Одной из причин этому был, безусловно, сам масштаб города. Те, кто переехал сюда из мест поменьше, могли печалиться или радоваться тому, что сообщества здесь были не такими сплоченными, но не могли этого не ощущать[63 - Обе эти эмоции нашли отражение в СПбАГ АКФ Бологое-01 ПФ1. Ср. комментарий недавно приехавшего в Великобританию россиянина о том, что москвичи и петербуржцы заметно менее дружелюбны по сравнению с жителями других мест, когда приходится вступать в контакт с другими русскими: Oxf/AHRC UK-08 PF52 АВ.]. И это еще не все. По типажу местные интеллектуалы напоминают скорее своих венских или парижских коллег (нежели берлинских или лондонских). Они традиционно предпочитают держать дистанцию и умеют виртуозно поставить собеседника на место, сохранив при этом вежливый тон. Один из ведущих российских социологов И. С. Кон вспоминает, как в юности, работая над диссертацией о Джоне Мильтоне, пришел в Государственную публичную библиотеку в надежде найти «что-нибудь интересное, например, пометки Вольтера на книгах моего героя…» [Кон 2006:16]. Его встретил историк и библиофил В. С. Люблинский, тогда сотрудник ГПБ: «Владимир Сергеевич улыбнулся, сказал, что такой метод поиска книг несколько провинциален, но, в конце концов, раз уж вы пришли…» [Кон 2006: 16]. При этом далеко не худшее, с чем мог столкнуться приезжий, – это что его «поставят на место» В 1960 году поэт Н. Рубцов писал другу:

Прописали все-таки, этот случай относится к числу исключительных, ибо здесь свято и железно чтут указание горисполкома не прописывать в городе граждан из-за города, тем более из других областей. Появись в городе Диосфен, даже Диосфен, – его все равно не прописали бы здесь ни в одной бочке: бочек хватает и в других городах[64 - Н. Рубцов, письмо В. И. Сафонову, март 1960 года. URL: https://rubtsov-poet-ry.ru/lettres/lettresl.htm (дата обращения: 09.09.2021). «Диосфен» (sic: «Диоген»-!– «Демосфен») – то ли ошибка, то ли шутка Рубцова.].

**ФРАГМЕНТЫ ДАННЫХ**.
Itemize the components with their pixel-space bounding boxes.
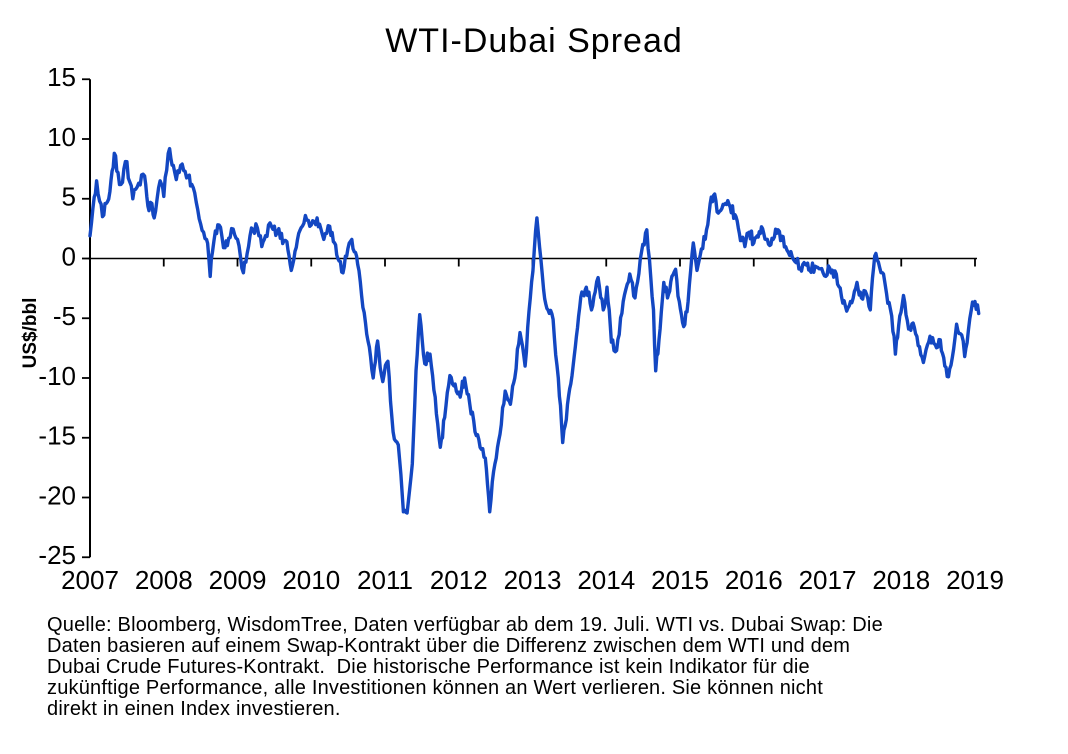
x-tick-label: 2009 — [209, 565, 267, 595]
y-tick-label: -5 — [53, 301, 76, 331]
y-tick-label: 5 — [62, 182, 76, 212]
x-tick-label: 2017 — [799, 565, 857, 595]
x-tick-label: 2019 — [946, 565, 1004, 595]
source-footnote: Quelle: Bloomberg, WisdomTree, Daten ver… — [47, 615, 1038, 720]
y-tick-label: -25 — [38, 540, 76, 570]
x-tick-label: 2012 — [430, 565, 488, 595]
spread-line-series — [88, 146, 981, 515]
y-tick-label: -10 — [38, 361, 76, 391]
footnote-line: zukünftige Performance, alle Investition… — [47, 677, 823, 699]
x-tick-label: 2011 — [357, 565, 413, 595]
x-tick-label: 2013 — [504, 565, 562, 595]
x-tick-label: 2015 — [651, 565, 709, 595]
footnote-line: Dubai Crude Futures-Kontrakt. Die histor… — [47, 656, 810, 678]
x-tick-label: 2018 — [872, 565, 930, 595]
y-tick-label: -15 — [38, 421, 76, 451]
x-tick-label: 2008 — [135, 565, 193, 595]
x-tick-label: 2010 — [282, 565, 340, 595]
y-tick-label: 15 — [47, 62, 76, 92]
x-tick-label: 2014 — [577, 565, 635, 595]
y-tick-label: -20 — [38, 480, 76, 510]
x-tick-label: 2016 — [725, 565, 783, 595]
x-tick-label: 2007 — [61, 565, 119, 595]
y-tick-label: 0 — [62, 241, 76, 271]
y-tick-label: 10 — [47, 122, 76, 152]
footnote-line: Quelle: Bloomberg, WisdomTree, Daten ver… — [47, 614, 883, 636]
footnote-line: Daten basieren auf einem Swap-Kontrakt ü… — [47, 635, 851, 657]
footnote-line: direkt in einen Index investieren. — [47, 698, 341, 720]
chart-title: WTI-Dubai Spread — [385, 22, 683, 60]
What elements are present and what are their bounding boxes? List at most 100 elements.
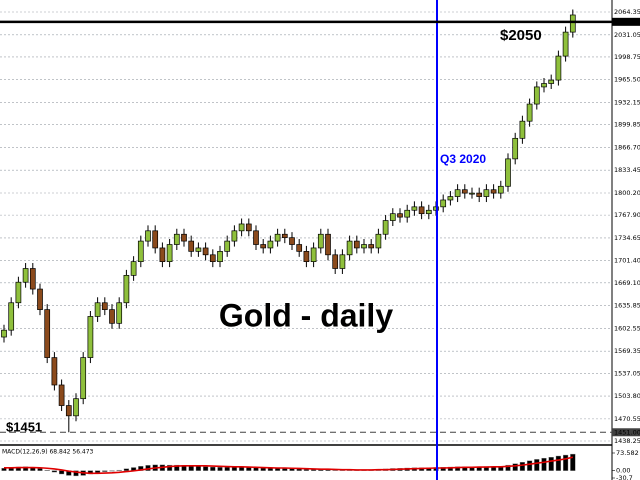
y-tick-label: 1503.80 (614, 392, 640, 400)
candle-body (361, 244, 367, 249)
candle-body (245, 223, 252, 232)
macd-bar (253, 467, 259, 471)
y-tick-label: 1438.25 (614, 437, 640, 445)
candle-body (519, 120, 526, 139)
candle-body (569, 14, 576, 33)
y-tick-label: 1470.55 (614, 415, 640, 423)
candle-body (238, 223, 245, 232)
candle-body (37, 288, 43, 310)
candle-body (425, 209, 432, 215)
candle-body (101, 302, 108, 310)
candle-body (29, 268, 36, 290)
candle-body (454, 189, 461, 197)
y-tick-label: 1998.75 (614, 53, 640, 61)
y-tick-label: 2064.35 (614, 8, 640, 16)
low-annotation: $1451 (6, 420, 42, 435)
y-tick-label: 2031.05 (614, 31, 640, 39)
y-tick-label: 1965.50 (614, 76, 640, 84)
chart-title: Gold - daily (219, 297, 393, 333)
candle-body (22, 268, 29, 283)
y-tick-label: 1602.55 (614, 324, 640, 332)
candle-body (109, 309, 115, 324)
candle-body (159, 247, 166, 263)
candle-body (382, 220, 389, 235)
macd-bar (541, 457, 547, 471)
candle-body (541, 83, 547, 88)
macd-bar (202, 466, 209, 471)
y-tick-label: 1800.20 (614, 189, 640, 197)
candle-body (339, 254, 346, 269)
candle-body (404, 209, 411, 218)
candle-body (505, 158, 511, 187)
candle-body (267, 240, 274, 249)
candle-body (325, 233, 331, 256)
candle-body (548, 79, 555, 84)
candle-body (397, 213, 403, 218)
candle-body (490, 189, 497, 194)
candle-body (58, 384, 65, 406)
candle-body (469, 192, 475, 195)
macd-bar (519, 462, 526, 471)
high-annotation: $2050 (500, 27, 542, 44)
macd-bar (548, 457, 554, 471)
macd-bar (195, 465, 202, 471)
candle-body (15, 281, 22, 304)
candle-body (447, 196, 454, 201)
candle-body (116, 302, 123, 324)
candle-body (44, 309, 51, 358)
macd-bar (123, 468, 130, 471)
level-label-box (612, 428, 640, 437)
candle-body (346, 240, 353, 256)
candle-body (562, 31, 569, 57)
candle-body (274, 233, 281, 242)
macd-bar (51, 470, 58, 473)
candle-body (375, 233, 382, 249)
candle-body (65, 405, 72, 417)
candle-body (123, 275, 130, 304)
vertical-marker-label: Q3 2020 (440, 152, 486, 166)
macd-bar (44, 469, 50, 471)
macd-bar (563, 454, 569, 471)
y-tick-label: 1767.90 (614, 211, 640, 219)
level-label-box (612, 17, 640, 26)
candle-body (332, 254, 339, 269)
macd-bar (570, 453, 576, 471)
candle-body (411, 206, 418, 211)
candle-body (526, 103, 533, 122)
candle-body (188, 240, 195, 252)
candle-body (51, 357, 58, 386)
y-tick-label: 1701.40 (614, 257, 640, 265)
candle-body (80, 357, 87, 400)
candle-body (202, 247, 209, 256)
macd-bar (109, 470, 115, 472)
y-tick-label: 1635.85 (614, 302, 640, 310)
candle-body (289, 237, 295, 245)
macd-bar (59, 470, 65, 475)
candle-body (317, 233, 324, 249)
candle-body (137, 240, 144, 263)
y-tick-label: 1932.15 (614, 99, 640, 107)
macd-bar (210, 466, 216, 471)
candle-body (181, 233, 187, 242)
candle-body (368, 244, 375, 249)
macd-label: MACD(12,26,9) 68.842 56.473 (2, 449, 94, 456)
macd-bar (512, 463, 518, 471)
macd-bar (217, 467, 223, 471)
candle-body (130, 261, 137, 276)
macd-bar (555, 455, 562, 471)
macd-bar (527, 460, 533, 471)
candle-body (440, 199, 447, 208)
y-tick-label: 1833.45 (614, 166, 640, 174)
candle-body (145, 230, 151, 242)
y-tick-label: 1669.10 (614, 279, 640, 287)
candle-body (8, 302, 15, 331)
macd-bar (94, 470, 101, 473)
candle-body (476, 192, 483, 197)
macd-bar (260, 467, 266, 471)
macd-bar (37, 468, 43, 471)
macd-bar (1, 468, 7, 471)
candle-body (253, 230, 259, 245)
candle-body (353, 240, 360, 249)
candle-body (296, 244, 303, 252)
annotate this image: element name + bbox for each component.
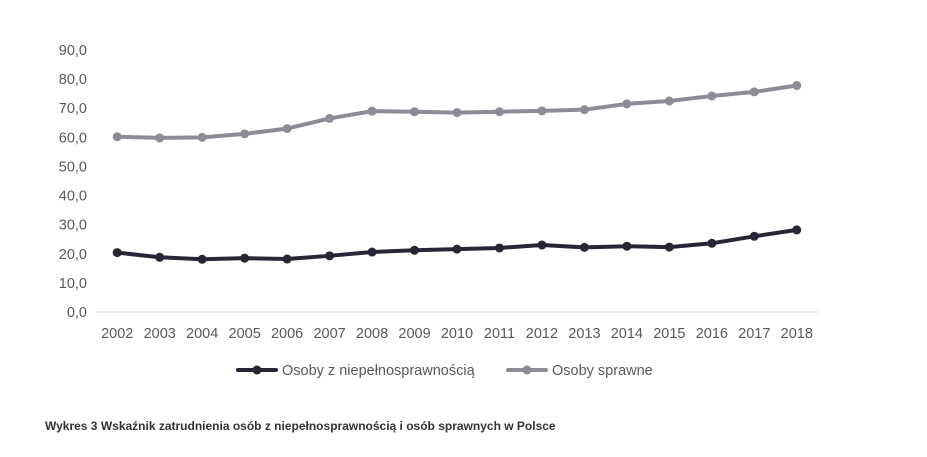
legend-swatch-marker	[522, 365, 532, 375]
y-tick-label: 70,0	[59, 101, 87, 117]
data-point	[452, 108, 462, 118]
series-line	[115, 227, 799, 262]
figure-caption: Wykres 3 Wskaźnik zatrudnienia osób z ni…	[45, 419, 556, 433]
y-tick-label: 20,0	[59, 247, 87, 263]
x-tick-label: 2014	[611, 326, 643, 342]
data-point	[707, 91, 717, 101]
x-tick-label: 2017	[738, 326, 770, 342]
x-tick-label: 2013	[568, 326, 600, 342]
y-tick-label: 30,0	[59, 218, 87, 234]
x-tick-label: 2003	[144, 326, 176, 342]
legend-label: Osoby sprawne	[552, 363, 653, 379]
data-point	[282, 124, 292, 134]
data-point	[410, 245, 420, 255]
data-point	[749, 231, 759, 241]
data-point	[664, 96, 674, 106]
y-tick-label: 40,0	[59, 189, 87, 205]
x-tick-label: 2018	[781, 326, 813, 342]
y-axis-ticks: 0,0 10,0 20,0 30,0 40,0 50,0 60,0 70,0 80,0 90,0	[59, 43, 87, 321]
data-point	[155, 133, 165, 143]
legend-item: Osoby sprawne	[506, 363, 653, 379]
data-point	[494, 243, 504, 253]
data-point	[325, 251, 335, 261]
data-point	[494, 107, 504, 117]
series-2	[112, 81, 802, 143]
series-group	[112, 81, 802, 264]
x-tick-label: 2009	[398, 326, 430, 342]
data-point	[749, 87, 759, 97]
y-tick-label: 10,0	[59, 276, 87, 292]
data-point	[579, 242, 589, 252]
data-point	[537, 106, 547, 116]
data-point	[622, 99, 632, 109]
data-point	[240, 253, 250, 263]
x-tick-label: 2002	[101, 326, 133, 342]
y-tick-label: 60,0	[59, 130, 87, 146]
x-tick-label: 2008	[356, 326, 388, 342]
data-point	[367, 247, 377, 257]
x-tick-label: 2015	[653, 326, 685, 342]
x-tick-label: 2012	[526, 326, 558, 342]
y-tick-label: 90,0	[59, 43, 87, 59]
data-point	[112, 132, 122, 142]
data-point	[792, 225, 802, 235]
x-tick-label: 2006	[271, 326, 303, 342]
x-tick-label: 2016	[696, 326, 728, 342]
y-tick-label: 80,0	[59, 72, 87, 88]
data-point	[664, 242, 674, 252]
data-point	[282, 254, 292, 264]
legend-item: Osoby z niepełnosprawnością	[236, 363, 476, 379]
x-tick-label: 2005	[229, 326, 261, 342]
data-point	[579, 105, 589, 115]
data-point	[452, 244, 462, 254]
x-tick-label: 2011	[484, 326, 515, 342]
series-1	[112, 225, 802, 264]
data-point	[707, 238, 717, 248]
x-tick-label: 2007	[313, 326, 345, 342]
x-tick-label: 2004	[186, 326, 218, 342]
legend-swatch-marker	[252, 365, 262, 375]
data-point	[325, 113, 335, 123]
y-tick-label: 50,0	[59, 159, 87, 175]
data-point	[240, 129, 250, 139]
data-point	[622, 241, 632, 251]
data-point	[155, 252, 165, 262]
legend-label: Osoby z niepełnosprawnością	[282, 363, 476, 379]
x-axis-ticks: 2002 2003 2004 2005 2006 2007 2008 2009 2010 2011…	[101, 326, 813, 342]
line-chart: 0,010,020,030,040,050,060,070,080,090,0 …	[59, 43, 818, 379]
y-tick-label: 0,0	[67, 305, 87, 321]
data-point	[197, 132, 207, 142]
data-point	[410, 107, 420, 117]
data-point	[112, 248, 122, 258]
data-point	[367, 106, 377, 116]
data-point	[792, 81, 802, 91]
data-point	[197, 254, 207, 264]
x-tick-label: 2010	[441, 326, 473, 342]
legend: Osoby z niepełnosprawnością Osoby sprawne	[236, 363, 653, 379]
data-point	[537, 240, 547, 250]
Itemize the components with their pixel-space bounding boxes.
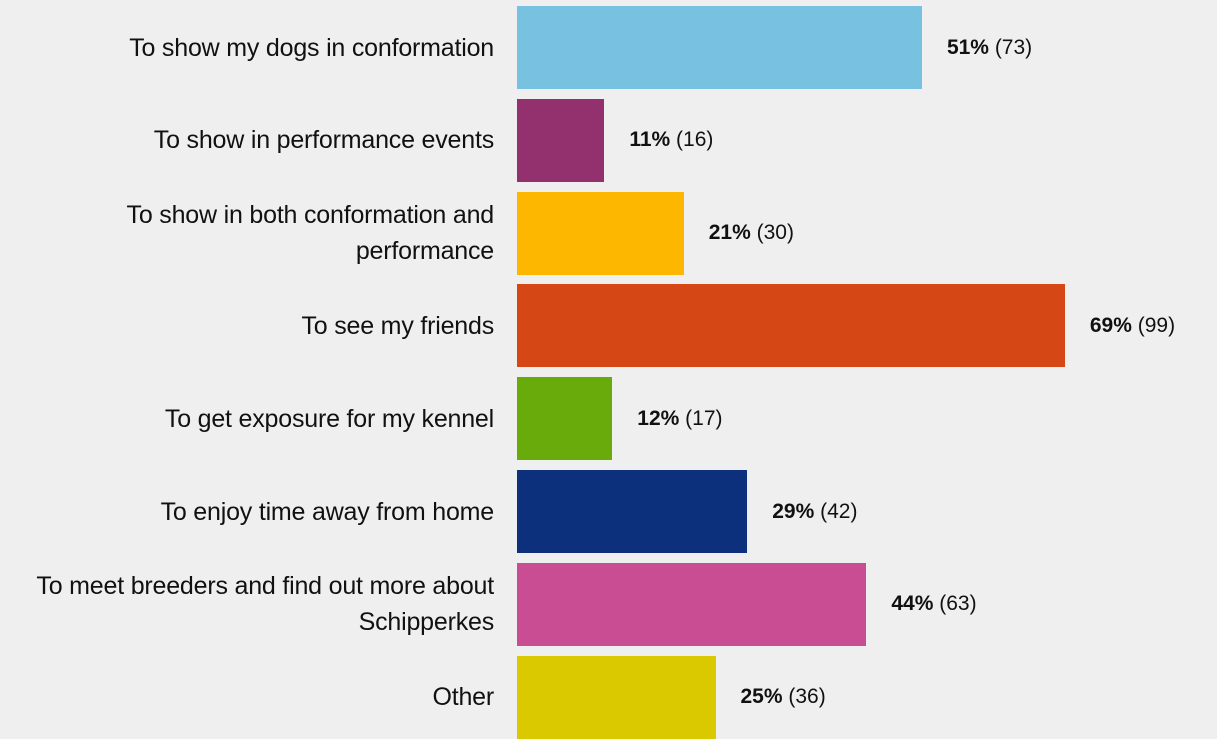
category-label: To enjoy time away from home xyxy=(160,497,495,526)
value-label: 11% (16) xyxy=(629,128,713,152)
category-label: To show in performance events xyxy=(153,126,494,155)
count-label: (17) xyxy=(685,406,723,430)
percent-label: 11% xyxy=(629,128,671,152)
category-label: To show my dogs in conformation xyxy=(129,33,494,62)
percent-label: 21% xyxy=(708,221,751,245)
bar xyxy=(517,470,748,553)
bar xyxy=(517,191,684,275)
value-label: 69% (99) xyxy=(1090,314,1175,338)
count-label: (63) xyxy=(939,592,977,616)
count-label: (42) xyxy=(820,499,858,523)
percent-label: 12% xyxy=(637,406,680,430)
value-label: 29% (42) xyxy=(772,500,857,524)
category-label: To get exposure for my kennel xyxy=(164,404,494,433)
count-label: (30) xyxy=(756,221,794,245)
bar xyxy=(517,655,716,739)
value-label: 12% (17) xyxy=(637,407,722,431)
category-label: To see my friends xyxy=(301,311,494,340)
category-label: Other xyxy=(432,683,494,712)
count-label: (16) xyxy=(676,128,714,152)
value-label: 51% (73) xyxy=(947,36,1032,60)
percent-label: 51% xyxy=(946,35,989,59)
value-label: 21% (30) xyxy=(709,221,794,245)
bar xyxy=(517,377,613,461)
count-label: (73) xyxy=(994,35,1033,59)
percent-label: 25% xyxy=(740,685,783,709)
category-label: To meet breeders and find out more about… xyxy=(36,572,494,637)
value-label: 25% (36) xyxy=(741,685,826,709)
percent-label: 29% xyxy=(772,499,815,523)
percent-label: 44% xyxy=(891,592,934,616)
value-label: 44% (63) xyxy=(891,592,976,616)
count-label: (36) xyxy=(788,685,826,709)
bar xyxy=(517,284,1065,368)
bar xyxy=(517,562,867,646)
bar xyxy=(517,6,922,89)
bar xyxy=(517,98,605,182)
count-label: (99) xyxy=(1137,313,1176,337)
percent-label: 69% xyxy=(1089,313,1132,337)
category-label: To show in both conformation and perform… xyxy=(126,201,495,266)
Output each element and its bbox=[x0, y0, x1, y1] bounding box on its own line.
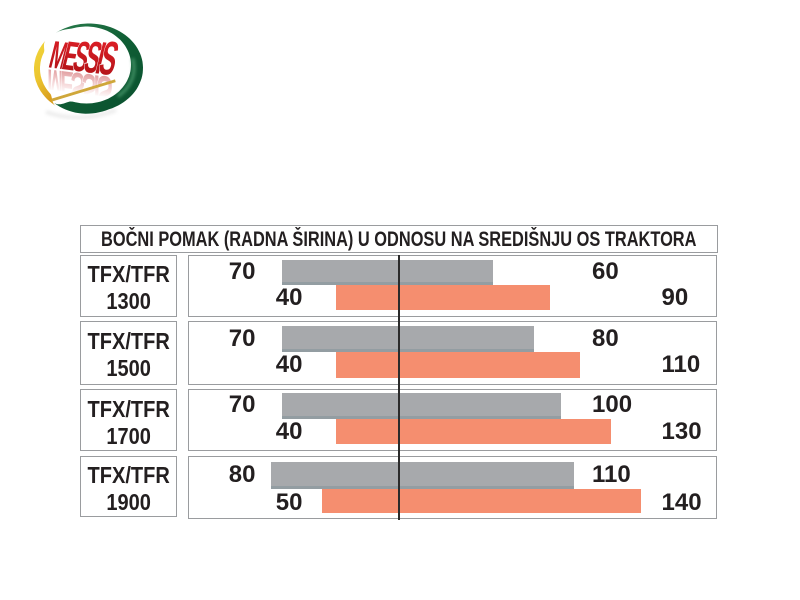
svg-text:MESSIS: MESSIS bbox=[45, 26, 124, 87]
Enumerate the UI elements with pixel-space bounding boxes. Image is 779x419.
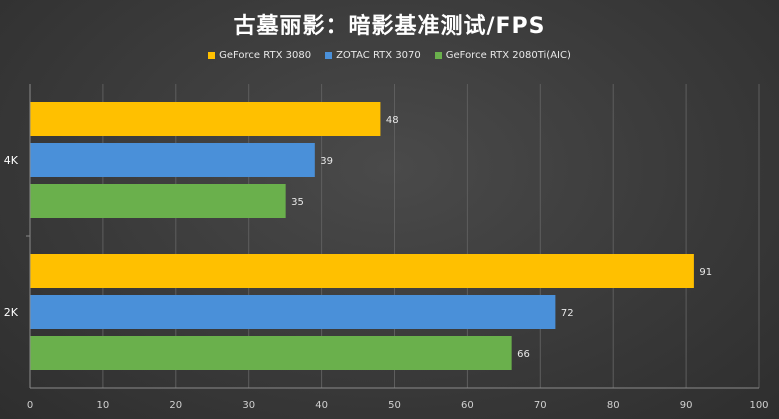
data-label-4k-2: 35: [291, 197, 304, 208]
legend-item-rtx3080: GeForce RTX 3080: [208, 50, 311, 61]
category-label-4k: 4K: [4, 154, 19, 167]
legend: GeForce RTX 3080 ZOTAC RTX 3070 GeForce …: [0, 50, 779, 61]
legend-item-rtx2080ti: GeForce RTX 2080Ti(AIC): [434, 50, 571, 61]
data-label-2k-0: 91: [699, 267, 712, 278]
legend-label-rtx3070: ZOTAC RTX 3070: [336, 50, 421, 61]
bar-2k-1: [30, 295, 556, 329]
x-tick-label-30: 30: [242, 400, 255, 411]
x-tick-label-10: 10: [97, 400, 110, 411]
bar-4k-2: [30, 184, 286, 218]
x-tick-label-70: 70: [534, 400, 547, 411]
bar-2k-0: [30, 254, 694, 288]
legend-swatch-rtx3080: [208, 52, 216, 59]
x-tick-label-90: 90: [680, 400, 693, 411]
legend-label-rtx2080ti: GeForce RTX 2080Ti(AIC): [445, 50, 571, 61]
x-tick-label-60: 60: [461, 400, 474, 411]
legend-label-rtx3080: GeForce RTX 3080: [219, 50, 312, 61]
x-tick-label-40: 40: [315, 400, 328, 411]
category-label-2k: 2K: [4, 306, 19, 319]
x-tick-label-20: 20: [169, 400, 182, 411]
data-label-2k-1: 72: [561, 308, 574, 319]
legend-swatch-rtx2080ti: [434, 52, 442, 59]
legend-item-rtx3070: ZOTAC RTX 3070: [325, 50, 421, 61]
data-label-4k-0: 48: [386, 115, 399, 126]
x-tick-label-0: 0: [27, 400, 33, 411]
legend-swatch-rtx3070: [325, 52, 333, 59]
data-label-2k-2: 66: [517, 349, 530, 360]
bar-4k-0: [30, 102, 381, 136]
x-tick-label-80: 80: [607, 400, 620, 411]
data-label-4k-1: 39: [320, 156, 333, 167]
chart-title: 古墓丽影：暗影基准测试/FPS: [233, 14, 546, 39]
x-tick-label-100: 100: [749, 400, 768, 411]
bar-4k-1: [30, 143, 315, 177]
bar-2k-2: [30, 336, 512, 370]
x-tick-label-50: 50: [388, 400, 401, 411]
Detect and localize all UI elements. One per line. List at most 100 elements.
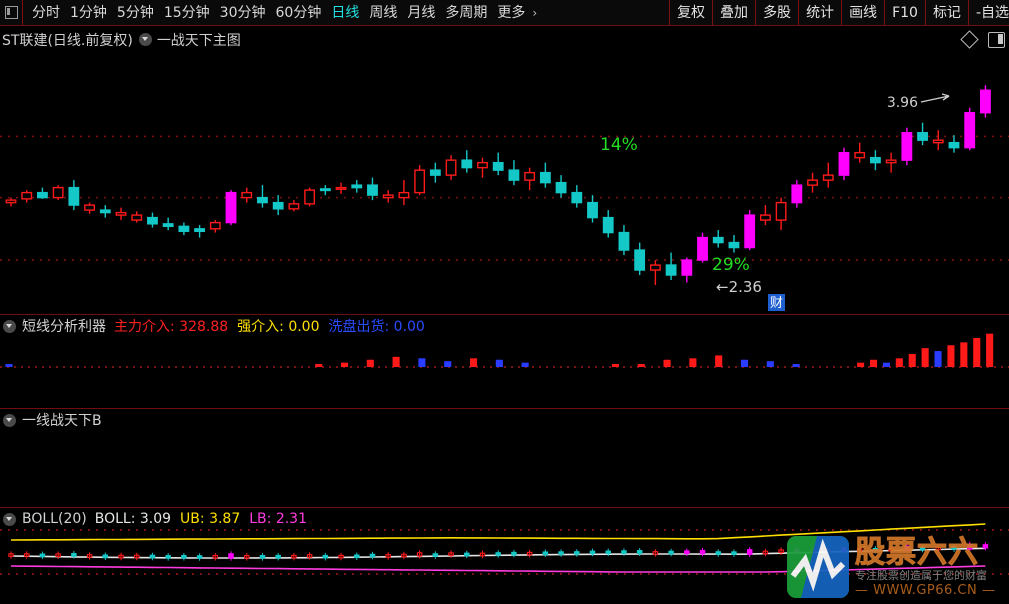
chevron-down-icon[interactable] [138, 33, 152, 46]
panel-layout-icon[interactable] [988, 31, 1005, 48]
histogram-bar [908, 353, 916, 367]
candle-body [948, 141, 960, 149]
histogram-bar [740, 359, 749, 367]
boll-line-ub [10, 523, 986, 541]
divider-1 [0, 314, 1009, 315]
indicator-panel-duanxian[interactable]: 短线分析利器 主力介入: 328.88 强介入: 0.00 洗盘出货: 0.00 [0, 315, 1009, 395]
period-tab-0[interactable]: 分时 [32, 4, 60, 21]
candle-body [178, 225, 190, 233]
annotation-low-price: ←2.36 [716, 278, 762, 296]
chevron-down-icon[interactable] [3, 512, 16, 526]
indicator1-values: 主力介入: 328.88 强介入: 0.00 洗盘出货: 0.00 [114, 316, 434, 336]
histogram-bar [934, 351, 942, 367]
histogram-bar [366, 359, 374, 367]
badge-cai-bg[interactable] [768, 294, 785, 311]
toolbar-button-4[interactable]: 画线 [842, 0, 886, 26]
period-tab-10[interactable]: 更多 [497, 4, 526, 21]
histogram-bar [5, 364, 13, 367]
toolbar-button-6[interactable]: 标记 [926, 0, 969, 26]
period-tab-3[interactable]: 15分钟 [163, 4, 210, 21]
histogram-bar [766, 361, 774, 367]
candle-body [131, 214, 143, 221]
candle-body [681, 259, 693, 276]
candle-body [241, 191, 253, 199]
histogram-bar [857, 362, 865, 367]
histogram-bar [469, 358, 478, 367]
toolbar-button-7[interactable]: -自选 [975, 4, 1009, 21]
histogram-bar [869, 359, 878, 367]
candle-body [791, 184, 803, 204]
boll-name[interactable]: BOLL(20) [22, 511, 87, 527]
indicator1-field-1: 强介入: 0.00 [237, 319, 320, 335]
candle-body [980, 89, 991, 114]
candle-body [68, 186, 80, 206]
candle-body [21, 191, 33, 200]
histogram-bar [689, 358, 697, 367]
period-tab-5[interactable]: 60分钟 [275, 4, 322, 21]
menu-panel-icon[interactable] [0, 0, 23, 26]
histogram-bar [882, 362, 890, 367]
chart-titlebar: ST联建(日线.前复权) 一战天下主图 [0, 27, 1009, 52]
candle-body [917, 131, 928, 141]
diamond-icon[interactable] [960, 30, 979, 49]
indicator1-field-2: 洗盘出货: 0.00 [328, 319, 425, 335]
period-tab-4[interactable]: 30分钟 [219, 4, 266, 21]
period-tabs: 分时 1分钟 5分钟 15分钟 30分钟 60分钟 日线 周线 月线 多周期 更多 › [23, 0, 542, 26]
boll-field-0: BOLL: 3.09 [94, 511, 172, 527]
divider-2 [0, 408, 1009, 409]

**ЗАДАНИЕ 1**. Переведите на английский язык предложение из текста для чтения: «По типажу местные интеллектуалы напоминают скорее своих венских или парижских коллег (нежели берлинских или лондонских)».
**ЗАДАНИЕ 2**. О ком была диссертация, над которой И. С. Кон работал в юности, согласно тексту для чтения?

**ОЖИДАЕМЫЙ ОТВЕТ 1**. In type, the local intellectuals more closely resemble their Viennese or Parisian colleagues (rather than their Berlin or London ones).

**ОЖИДАЕМЫЙ ОТВЕТ 2**. О Джоне Мильтоне.